— Directions for this task —
Write the records out again, precisely as they stand.

— Given records —
========
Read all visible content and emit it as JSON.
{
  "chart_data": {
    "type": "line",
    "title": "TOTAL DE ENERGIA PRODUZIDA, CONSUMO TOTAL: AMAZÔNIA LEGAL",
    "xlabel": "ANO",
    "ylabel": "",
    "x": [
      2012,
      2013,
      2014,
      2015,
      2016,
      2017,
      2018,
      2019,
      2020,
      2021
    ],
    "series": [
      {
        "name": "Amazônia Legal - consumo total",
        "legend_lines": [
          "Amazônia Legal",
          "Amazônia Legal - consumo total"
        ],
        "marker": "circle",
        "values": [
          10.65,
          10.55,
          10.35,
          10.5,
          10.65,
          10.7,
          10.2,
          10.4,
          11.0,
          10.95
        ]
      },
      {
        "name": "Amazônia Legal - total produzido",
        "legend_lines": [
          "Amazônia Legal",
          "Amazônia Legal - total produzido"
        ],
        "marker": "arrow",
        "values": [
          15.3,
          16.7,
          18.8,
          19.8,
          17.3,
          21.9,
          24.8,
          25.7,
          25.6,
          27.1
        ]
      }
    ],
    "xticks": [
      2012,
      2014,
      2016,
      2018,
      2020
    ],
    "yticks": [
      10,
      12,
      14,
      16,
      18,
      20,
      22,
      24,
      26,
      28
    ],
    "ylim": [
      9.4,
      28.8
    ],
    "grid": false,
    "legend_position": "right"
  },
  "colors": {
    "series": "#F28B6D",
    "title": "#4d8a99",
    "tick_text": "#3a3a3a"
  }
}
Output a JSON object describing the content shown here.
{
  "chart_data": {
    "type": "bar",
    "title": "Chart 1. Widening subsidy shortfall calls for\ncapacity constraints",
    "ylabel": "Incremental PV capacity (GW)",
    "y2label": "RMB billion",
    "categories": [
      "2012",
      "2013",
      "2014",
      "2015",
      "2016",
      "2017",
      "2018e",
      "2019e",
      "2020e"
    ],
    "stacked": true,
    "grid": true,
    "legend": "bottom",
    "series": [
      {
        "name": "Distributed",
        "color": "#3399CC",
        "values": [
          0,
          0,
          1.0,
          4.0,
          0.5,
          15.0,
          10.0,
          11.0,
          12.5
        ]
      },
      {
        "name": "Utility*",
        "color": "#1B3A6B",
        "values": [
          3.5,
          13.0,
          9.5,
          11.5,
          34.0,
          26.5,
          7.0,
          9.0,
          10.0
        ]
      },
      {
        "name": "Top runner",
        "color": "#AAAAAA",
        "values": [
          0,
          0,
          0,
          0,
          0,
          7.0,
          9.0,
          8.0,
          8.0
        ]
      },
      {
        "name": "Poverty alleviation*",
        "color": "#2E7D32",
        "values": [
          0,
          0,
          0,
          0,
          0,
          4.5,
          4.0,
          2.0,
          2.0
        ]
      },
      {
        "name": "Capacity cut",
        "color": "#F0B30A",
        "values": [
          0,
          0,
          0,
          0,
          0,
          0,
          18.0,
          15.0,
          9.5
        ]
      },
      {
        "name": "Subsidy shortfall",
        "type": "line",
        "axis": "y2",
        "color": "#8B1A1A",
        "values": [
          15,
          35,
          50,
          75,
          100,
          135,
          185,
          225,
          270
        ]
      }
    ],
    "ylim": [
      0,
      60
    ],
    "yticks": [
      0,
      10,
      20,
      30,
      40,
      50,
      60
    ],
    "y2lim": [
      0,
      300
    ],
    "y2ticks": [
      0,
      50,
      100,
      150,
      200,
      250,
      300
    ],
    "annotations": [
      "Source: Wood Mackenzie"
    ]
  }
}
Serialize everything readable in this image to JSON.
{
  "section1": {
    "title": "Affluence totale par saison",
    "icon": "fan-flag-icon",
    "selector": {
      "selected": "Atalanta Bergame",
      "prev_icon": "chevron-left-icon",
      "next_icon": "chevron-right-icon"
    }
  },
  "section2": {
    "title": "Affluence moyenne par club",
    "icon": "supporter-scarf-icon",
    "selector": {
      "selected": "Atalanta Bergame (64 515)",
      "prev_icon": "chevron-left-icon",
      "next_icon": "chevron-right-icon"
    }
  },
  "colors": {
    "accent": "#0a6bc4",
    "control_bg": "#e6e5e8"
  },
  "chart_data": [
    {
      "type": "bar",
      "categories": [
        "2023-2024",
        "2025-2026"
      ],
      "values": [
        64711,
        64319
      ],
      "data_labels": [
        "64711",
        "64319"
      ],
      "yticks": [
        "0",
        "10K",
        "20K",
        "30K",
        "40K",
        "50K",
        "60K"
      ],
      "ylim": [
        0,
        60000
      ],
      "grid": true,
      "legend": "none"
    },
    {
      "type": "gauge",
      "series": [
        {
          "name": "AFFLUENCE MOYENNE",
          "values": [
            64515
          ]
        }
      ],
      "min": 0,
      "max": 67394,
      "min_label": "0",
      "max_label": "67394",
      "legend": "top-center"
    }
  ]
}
========
— Answer in full —
Read all visible content and emit it as JSON.
{
  "chart_data": {
    "type": "line",
    "title": "TOTAL DE ENERGIA PRODUZIDA, CONSUMO TOTAL: AMAZÔNIA LEGAL",
    "xlabel": "ANO",
    "ylabel": "",
    "x": [
      2012,
      2013,
      2014,
      2015,
      2016,
      2017,
      2018,
      2019,
      2020,
      2021
    ],
    "series": [
      {
        "name": "Amazônia Legal - consumo total",
        "legend_lines": [
          "Amazônia Legal",
          "Amazônia Legal - consumo total"
        ],
        "marker": "circle",
        "values": [
          10.65,
          10.55,
          10.35,
          10.5,
          10.65,
          10.7,
          10.2,
          10.4,
          11.0,
          10.95
        ]
      },
      {
        "name": "Amazônia Legal - total produzido",
        "legend_lines": [
          "Amazônia Legal",
          "Amazônia Legal - total produzido"
        ],
        "marker": "arrow",
        "values": [
          15.3,
          16.7,
          18.8,
          19.8,
          17.3,
          21.9,
          24.8,
          25.7,
          25.6,
          27.1
        ]
      }
    ],
    "xticks": [
      2012,
      2014,
      2016,
      2018,
      2020
    ],
    "yticks": [
      10,
      12,
      14,
      16,
      18,
      20,
      22,
      24,
      26,
      28
    ],
    "ylim": [
      9.4,
      28.8
    ],
    "grid": false,
    "legend_position": "right"
  },
  "colors": {
    "series": "#F28B6D",
    "title": "#4d8a99",
    "tick_text": "#3a3a3a"
  }
}
Output a JSON object describing the content shown here.
{
  "chart_data": {
    "type": "bar",
    "title": "Chart 1. Widening subsidy shortfall calls for\ncapacity constraints",
    "ylabel": "Incremental PV capacity (GW)",
    "y2label": "RMB billion",
    "categories": [
      "2012",
      "2013",
      "2014",
      "2015",
      "2016",
      "2017",
      "2018e",
      "2019e",
      "2020e"
    ],
    "stacked": true,
    "grid": true,
    "legend": "bottom",
    "series": [
      {
        "name": "Distributed",
        "color": "#3399CC",
        "values": [
          0,
          0,
          1.0,
          4.0,
          0.5,
          15.0,
          10.0,
          11.0,
          12.5
        ]
      },
      {
        "name": "Utility*",
        "color": "#1B3A6B",
        "values": [
          3.5,
          13.0,
          9.5,
          11.5,
          34.0,
          26.5,
          7.0,
          9.0,
          10.0
        ]
      },
      {
        "name": "Top runner",
        "color": "#AAAAAA",
        "values": [
          0,
          0,
          0,
          0,
          0,
          7.0,
          9.0,
          8.0,
          8.0
        ]
      },
      {
        "name": "Poverty alleviation*",
        "color": "#2E7D32",
        "values": [
          0,
          0,
          0,
          0,
          0,
          4.5,
          4.0,
          2.0,
          2.0
        ]
      },
      {
        "name": "Capacity cut",
        "color": "#F0B30A",
        "values": [
          0,
          0,
          0,
          0,
          0,
          0,
          18.0,
          15.0,
          9.5
        ]
      },
      {
        "name": "Subsidy shortfall",
        "type": "line",
        "axis": "y2",
        "color": "#8B1A1A",
        "values": [
          15,
          35,
          50,
          75,
          100,
          135,
          185,
          225,
          270
        ]
      }
    ],
    "ylim": [
      0,
      60
    ],
    "yticks": [
      0,
      10,
      20,
      30,
      40,
      50,
      60
    ],
    "y2lim": [
      0,
      300
    ],
    "y2ticks": [
      0,
      50,
      100,
      150,
      200,
      250,
      300
    ],
    "annotations": [
      "Source: Wood Mackenzie"
    ]
  }
}
Serialize everything readable in this image to JSON.
{
  "section1": {
    "title": "Affluence totale par saison",
    "icon": "fan-flag-icon",
    "selector": {
      "selected": "Atalanta Bergame",
      "prev_icon": "chevron-left-icon",
      "next_icon": "chevron-right-icon"
    }
  },
  "section2": {
    "title": "Affluence moyenne par club",
    "icon": "supporter-scarf-icon",
    "selector": {
      "selected": "Atalanta Bergame (64 515)",
      "prev_icon": "chevron-left-icon",
      "next_icon": "chevron-right-icon"
    }
  },
  "colors": {
    "accent": "#0a6bc4",
    "control_bg": "#e6e5e8"
  },
  "chart_data": [
    {
      "type": "bar",
      "categories": [
        "2023-2024",
        "2025-2026"
      ],
      "values": [
        64711,
        64319
      ],
      "data_labels": [
        "64711",
        "64319"
      ],
      "yticks": [
        "0",
        "10K",
        "20K",
        "30K",
        "40K",
        "50K",
        "60K"
      ],
      "ylim": [
        0,
        60000
      ],
      "grid": true,
      "legend": "none"
    },
    {
      "type": "gauge",
      "series": [
        {
          "name": "AFFLUENCE MOYENNE",
          "values": [
            64515
          ]
        }
      ],
      "min": 0,
      "max": 67394,
      "min_label": "0",
      "max_label": "67394",
      "legend": "top-center"
    }
  ]
}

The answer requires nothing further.